§ **What needs to be done**:
Copy out each line featuring the string "JSON" from the entries beneath.
====================
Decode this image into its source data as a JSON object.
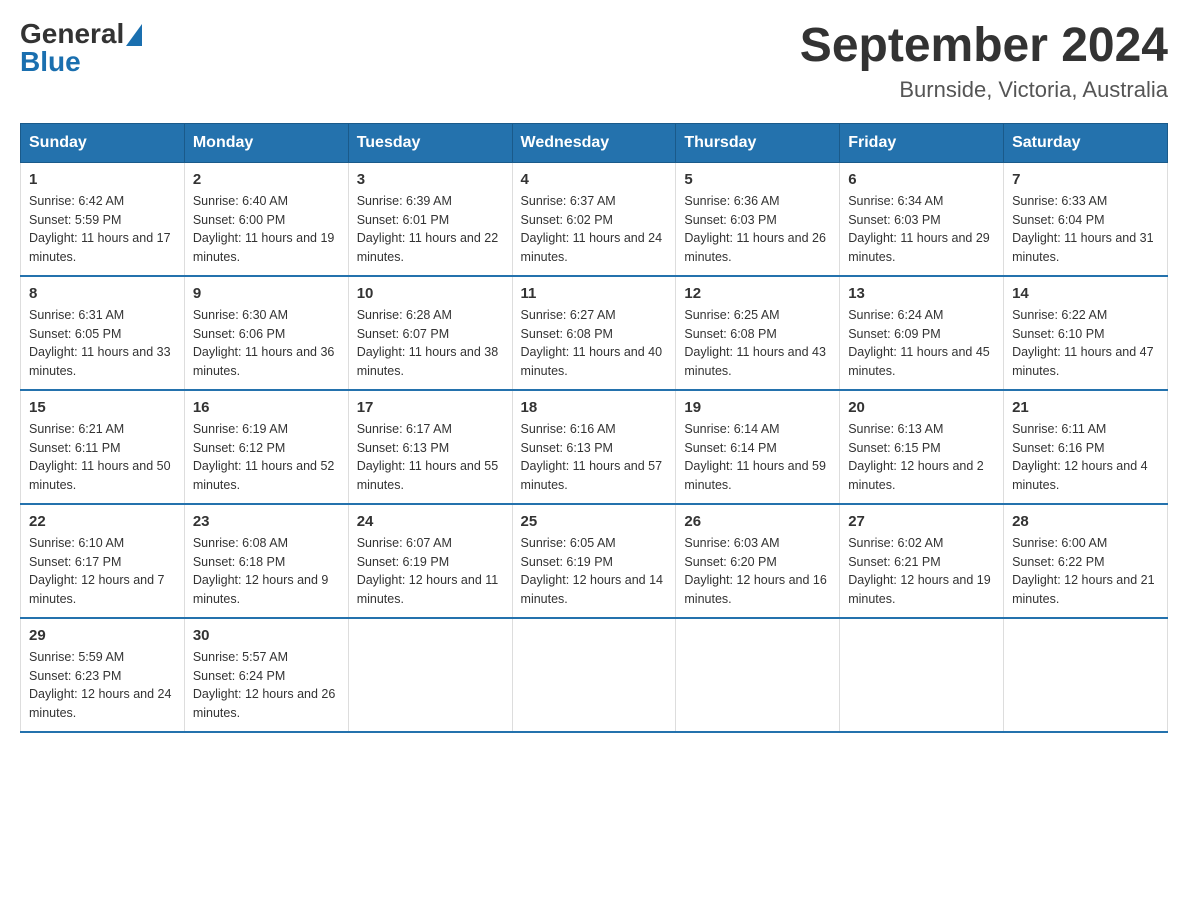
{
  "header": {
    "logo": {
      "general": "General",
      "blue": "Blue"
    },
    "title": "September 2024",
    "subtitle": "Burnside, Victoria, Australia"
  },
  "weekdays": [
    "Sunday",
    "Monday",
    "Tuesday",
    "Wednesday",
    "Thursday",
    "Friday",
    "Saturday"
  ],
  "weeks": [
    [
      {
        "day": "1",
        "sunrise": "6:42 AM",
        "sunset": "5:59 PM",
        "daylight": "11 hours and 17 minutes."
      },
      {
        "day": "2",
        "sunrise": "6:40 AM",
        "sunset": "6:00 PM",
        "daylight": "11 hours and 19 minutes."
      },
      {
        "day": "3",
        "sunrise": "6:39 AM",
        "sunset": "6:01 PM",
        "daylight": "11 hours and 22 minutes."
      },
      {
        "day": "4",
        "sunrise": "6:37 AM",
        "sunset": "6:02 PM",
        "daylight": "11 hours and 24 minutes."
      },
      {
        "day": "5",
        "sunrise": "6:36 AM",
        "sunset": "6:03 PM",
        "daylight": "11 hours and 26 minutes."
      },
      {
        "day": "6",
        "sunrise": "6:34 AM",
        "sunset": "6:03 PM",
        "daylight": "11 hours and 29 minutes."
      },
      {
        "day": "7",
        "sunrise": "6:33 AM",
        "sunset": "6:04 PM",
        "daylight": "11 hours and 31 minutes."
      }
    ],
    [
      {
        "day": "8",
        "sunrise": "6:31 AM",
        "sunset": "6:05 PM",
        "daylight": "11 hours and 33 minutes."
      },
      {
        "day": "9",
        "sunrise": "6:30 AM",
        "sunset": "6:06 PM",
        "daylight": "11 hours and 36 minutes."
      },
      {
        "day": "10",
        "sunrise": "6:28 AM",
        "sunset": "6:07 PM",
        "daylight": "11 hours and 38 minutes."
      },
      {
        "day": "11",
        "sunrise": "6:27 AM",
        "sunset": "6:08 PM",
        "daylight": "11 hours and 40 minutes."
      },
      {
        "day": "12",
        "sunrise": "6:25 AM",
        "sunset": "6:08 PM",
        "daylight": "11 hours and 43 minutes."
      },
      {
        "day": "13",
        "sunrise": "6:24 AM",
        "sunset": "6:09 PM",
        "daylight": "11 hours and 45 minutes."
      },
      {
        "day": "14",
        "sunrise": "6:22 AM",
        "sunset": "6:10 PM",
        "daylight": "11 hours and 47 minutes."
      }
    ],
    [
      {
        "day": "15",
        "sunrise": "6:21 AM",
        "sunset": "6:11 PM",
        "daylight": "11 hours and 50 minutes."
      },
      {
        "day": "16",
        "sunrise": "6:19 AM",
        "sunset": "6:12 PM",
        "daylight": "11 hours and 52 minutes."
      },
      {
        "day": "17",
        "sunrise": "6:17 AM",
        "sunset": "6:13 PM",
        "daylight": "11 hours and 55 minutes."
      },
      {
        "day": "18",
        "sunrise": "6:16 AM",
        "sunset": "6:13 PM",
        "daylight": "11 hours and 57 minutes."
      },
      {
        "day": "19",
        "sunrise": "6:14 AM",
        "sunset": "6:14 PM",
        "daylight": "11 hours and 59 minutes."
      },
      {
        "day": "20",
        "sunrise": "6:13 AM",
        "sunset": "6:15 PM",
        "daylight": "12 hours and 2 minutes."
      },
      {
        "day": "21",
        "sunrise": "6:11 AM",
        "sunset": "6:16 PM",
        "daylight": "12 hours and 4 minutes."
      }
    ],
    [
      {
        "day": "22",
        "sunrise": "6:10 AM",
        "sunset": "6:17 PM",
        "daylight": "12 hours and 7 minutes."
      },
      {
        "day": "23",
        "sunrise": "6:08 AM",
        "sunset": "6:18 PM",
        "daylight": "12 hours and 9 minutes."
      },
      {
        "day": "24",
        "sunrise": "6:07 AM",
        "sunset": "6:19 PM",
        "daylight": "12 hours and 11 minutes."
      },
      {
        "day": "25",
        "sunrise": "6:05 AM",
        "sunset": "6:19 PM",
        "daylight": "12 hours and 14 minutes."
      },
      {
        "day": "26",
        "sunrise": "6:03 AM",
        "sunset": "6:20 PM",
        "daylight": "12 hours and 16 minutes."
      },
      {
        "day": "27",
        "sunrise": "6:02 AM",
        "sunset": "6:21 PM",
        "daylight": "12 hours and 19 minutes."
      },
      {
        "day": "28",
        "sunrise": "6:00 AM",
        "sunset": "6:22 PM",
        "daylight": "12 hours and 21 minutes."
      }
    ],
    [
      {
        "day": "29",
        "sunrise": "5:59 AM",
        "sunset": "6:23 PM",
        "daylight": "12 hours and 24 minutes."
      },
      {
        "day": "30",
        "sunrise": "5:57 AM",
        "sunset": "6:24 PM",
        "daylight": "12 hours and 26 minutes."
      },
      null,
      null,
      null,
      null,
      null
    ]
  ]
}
====================
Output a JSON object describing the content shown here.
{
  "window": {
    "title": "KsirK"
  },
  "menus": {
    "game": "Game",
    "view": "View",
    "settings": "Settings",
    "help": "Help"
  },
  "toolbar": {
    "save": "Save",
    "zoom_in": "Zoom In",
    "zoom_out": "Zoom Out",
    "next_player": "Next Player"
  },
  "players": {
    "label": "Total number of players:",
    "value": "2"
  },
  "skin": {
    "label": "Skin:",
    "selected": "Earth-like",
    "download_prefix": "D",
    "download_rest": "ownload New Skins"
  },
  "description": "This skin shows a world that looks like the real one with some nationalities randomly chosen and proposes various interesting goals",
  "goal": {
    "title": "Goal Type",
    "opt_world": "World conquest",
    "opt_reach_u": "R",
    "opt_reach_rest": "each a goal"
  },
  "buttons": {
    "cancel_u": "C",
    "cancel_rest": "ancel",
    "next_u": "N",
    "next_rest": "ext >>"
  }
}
====================
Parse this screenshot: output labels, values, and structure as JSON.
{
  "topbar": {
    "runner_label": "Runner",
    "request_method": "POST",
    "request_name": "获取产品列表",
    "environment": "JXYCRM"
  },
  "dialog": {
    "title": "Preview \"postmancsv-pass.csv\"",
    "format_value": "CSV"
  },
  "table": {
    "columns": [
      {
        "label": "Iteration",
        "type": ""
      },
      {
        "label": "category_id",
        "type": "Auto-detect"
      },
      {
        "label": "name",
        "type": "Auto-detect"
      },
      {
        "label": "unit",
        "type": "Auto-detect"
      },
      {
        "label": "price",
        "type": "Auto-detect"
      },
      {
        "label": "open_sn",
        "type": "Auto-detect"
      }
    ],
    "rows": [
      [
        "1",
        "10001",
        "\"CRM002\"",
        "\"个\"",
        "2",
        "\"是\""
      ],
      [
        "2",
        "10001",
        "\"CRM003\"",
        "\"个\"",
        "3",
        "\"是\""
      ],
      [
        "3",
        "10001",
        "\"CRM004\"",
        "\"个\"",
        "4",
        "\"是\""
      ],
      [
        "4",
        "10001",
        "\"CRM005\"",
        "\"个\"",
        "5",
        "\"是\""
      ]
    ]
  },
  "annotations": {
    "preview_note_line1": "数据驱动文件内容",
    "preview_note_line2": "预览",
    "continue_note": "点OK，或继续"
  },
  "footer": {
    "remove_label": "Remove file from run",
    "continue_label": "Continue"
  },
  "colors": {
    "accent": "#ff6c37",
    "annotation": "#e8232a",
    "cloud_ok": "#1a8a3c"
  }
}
====================
§ **In response**:
Decode this image into its source data as a JSON object.
Output a JSON object describing the content shown here.
Parse this screenshot: output labels, values, and structure as JSON.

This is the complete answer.